• THE REQUEST:
Where a line contains the word "name", copy that line.

• Records that describe figures:
:::::
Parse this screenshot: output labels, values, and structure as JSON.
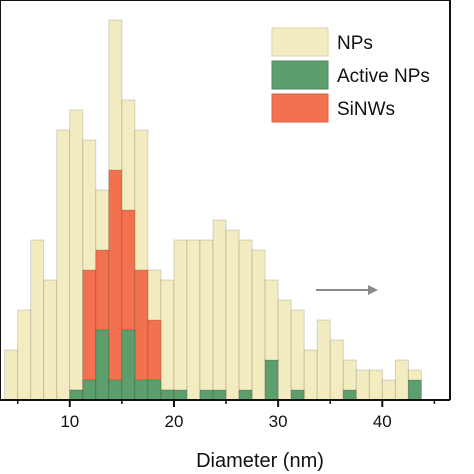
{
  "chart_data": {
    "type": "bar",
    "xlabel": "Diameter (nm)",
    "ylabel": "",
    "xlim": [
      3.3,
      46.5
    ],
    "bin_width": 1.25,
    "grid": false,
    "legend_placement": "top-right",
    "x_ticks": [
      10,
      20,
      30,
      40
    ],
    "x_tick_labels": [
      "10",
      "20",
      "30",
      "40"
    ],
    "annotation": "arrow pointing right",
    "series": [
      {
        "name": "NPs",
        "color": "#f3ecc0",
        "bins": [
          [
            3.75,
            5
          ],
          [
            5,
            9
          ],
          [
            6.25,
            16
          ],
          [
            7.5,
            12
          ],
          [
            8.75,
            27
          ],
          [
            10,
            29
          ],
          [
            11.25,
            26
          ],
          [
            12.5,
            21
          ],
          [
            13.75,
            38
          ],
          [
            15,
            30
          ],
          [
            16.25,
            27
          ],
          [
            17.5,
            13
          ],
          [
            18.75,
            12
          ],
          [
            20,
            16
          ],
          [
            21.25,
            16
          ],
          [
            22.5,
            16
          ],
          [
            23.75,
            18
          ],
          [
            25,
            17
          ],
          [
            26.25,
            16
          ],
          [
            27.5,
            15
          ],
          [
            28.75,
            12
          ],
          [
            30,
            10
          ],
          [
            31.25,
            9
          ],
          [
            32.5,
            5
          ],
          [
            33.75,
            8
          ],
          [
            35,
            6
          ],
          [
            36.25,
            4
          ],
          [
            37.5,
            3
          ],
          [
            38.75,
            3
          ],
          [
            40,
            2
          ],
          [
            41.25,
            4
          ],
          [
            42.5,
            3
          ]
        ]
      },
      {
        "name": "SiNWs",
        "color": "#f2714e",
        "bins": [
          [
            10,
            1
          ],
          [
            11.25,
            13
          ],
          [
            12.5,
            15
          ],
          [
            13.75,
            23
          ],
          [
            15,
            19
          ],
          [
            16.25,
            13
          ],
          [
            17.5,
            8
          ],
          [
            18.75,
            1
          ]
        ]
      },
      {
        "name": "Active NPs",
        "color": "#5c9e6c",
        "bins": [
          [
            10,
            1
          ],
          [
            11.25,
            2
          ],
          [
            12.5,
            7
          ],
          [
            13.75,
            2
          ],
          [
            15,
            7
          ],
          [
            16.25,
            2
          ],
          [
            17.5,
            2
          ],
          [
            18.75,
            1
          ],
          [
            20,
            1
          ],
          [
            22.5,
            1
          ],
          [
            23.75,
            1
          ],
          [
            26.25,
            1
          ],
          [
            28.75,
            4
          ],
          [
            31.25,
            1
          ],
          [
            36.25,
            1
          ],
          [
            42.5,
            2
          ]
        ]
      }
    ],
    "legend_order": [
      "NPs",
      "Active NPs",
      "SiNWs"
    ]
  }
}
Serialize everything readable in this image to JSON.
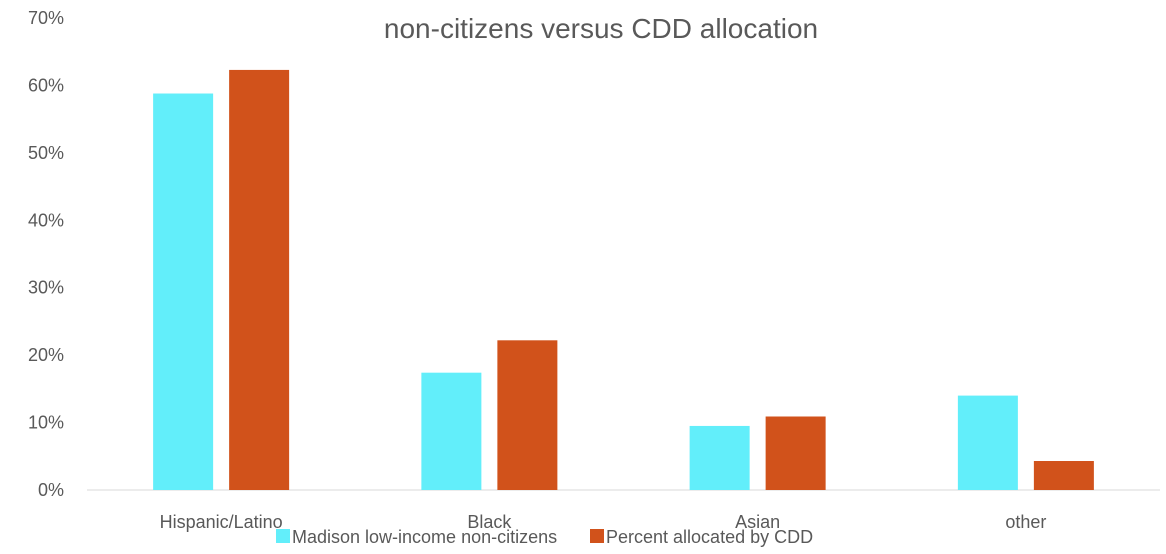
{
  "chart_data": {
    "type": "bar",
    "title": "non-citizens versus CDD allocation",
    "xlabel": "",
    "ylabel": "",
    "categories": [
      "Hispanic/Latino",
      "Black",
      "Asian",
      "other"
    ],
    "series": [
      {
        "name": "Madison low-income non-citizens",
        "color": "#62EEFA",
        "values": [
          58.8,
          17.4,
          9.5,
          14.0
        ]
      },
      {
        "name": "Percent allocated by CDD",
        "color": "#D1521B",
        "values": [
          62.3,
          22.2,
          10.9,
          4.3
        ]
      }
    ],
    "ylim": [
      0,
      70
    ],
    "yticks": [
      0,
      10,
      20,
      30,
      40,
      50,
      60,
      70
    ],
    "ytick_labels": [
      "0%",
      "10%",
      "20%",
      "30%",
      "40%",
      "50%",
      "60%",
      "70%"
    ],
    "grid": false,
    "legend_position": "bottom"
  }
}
:::::
• THE COMPLETED TASK:
        "name": "NPs",
        "name": "SiNWs",
        "name": "Active NPs",
        "name": "Madison low-income non-citizens",
        "name": "Percent allocated by CDD",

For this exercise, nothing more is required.